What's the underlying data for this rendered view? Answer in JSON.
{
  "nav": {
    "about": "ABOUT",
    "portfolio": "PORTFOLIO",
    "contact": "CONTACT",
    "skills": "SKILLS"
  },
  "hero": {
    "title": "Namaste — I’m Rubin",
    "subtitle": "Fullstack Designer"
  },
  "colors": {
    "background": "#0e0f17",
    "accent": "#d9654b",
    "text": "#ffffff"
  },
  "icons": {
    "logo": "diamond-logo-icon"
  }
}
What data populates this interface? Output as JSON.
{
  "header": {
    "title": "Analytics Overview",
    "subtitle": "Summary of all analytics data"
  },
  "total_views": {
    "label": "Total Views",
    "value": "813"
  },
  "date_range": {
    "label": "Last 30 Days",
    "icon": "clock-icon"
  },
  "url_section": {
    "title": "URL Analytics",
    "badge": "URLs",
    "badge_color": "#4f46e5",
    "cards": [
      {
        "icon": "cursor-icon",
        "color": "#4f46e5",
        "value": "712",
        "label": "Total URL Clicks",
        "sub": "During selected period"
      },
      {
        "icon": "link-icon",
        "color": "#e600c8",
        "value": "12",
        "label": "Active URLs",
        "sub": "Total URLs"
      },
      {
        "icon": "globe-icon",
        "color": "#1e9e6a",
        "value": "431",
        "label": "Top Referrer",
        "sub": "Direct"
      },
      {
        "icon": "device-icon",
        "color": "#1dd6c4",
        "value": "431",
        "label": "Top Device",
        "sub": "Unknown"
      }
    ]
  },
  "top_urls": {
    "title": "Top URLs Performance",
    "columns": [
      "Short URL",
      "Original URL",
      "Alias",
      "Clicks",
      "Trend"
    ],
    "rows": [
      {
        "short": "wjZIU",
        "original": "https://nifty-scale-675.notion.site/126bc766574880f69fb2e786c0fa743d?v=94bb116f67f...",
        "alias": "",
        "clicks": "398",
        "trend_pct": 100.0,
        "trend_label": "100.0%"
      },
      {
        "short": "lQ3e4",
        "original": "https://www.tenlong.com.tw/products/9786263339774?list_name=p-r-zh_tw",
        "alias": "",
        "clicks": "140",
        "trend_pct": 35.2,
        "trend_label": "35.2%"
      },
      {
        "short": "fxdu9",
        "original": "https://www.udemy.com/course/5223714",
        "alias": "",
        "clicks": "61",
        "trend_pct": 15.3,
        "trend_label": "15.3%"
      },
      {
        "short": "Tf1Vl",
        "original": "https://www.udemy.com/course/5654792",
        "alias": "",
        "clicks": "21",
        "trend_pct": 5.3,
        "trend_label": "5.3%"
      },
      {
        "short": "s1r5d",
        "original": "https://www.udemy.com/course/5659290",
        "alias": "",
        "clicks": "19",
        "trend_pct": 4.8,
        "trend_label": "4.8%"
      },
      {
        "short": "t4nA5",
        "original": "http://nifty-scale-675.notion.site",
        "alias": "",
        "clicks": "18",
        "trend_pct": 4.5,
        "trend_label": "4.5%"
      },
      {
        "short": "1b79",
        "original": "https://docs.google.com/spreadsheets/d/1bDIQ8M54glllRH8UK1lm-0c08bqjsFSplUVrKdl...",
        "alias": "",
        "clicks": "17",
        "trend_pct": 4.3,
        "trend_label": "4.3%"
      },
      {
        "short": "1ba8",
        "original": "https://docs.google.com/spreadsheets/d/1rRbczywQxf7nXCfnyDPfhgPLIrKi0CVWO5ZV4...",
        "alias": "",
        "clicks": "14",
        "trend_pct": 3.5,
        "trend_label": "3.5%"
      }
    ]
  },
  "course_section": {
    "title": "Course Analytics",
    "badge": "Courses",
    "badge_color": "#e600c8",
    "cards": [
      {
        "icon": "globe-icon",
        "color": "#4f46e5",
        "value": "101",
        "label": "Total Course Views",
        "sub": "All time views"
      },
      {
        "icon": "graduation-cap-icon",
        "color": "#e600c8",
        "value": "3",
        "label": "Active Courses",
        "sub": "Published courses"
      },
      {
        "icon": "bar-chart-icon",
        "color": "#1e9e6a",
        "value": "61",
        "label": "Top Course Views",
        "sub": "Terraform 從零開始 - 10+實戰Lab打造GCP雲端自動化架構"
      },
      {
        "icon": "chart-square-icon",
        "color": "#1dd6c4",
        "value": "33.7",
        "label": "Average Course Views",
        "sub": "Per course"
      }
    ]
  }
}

--

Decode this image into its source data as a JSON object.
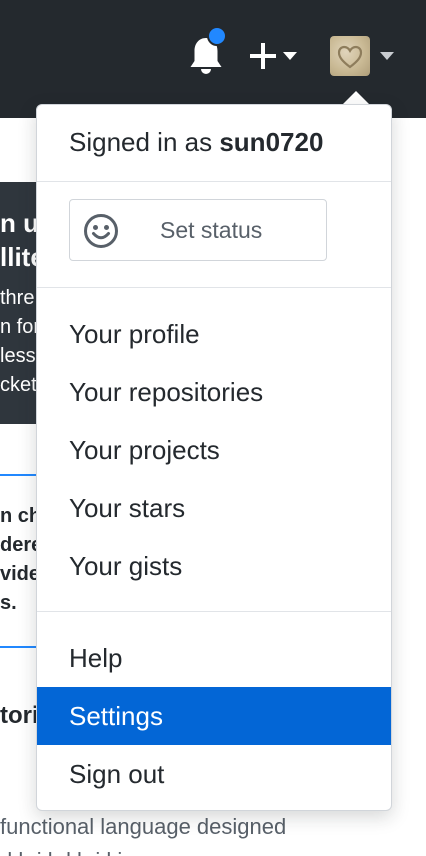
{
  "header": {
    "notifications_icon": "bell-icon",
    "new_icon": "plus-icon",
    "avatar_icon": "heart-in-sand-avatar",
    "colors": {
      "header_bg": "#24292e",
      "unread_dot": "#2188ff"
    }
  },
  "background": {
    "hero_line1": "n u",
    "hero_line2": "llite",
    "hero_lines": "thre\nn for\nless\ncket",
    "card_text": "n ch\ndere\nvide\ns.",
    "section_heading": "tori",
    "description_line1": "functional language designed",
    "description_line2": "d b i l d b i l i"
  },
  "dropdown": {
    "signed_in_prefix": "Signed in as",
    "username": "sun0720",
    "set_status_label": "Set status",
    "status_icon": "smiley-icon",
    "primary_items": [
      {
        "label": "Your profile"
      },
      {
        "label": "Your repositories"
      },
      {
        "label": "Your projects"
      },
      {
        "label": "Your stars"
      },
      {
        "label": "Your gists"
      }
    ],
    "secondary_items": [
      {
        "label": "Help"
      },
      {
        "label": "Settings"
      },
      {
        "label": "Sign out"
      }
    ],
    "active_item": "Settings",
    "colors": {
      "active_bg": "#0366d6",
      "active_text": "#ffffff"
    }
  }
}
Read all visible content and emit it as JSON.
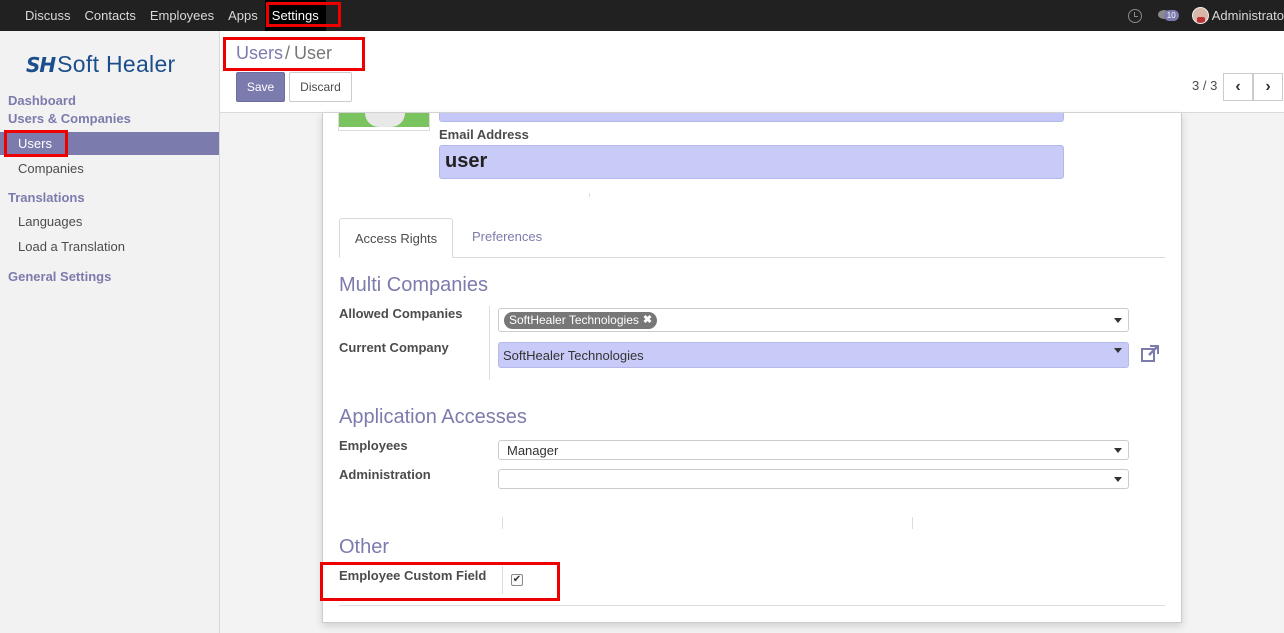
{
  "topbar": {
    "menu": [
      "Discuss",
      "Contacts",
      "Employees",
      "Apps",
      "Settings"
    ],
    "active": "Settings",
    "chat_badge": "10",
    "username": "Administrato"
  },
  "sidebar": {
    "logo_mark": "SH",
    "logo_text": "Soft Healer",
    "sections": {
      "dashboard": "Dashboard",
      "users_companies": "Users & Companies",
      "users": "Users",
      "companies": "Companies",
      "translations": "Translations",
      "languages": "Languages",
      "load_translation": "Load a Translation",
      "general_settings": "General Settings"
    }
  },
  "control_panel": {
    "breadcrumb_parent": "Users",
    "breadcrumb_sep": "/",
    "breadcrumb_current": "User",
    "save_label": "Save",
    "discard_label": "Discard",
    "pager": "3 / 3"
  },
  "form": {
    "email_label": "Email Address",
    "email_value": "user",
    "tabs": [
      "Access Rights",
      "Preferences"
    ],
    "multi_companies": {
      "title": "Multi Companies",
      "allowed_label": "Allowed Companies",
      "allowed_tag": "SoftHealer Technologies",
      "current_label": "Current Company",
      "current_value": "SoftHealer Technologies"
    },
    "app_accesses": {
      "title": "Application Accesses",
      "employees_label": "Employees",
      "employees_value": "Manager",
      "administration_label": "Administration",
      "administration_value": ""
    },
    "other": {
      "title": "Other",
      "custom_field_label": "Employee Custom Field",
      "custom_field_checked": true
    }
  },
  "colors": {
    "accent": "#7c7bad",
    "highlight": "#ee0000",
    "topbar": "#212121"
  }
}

● THE TASK:
Determine the number of lines containing "udemy". Write only that number.

● WRITTEN SOLUTION:
3